- **ЧТО НУЖНО СДЕЛАТЬ**
Перечислите все повреждения самолета, которые, согласно фрагменту текста о ночном вылете на станцию Багерово, экипаж заметил после выхода из-под огня.

- **ФРАГМЕНТ ТЕКСТА**
++++++++++
Невысокая облачность и светлая ночь позволили противнику без труда нащупать наш маленький самолет, выделявшийся на фоне светлых облаков, как на экране. В этих условиях каждый экипаж по своему усмотрению выбирал себе путь и способ, как добраться до цели.
Я летала со своим штурманом Ниной Реуцкой. Испытав в первом вылете, как тяжело пробираться к цели напрямик, мы решили лететь в обход с севера. Пролетев некоторое время вдоль берега, мы свернули на юг [219] прямо на цель, и этим сократили расстояние и время пребывания над территорией противника. Оставалось только обмануть вражеские прожекторы и зенитки, защищавшие станцию Багерово. Но это было трудно, так как высота облачности была лишь метров пятьсот, а зенитки стояли на высотах вокруг станции. Я вела самолет в облаках, изредка выходя из них, чтобы штурман мог уточнить курс.
Так мы дошли до цели. Здесь нас стали искать прожекторы. Наугад застрочил зенитный пулемет. Под нами была железнодорожная станция. На путях стояли немецкие эшелоны. Сбросили осветительную бомбу — все стало видно как днем. В этот момент нас схватили четыре прожектора. Нина сбросила бомбы на эшелон. Сильные взрывы внизу слились с грохотом зениток.
Я резко повернула самолет на север, к морю. Прожекторы держали нас крепко. Кругом рвались снаряды. Маневрировать было очень трудно — высота ниже четырехсот метров. Пахло гарью, порохом разрывов, при каждом взрыве самолет встряхивало.
Нина моя умолкла, — говорить бесполезно. Все мысли, вся воля напряжены и собраны в одно — выйти как можно быстрее, быстрее. Зенитки остались позади, а прожекторы все еще держали нас, видно, ждали, что самолет упадет в море. Над морем у меня высота сто метров. Наконец вышли.
— Ну как, Ниночка?
— Ничего! Смотри, здорово горит, — она показала в сторону нашей цели.
Здесь мы заметили, что левая плоскость просвечивает насквозь, перебит лонжерон, в гаргроте дыра.
Прилетели домой, доложили, пересели на запасную машину и снова полетели на Багерово».
В эти дни вражеская авиация довольно часто подвергала ожесточенным бомбардировкам аэродром женского полка.
Однажды во время бомбежки загорелся на аэродроме самолет с подвешенными бомбами.
++++++++++
Сохранённые записи

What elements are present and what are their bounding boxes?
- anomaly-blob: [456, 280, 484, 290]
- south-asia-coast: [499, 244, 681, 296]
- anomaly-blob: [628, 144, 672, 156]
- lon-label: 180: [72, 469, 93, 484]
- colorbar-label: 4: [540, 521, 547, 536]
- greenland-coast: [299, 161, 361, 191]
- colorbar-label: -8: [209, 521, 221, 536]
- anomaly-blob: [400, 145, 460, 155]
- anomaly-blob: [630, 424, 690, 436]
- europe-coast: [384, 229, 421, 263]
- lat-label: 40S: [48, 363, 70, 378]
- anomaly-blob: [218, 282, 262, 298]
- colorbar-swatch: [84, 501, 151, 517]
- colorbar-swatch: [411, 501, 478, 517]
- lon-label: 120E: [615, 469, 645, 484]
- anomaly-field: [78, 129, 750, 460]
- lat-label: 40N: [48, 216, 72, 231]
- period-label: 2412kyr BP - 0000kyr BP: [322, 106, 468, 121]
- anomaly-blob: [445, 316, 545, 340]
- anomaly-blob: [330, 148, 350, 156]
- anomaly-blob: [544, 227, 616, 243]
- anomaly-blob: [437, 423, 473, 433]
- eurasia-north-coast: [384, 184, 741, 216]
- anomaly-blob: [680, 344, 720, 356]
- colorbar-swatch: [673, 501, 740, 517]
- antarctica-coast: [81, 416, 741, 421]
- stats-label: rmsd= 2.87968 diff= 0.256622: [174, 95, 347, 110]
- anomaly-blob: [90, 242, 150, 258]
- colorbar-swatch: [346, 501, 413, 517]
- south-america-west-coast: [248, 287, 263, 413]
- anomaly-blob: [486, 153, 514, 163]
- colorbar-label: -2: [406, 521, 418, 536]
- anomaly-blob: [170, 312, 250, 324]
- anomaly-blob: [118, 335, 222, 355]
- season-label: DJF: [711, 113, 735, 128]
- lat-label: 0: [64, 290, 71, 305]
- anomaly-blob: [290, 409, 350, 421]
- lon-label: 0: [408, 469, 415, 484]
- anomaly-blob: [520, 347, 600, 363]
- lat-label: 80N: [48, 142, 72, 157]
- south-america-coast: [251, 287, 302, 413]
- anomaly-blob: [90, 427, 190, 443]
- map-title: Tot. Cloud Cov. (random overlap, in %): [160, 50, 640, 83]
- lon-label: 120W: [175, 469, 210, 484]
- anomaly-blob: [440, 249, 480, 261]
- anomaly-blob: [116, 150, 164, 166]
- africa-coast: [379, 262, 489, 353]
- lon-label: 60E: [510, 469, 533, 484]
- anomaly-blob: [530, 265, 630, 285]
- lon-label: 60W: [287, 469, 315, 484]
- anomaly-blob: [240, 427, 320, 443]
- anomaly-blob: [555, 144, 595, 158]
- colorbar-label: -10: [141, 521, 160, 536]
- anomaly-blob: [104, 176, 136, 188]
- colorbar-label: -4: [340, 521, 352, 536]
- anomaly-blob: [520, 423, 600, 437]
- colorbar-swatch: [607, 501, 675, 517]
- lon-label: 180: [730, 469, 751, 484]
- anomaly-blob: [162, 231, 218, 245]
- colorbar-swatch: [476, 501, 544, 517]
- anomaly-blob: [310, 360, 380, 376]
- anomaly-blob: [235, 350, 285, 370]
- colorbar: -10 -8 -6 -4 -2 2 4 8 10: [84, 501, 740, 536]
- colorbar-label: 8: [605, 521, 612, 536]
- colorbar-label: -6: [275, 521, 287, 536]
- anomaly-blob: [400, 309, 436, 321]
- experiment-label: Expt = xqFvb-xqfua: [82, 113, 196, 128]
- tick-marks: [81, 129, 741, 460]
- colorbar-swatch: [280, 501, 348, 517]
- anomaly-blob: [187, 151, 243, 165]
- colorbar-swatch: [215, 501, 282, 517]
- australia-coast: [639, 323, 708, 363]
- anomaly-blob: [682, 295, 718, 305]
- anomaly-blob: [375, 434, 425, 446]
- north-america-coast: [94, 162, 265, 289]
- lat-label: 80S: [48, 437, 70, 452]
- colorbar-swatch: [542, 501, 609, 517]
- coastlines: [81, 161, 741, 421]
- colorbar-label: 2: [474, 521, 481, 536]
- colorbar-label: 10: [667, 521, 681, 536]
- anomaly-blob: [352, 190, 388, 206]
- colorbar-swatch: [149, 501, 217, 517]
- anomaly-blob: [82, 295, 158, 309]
++++++++++
- **ОТВЕТ НА ЗАДАНИЕ**
- Левая плоскость просвечивает насквозь.
- Перебит лонжерон.
- В гаргроте дыра.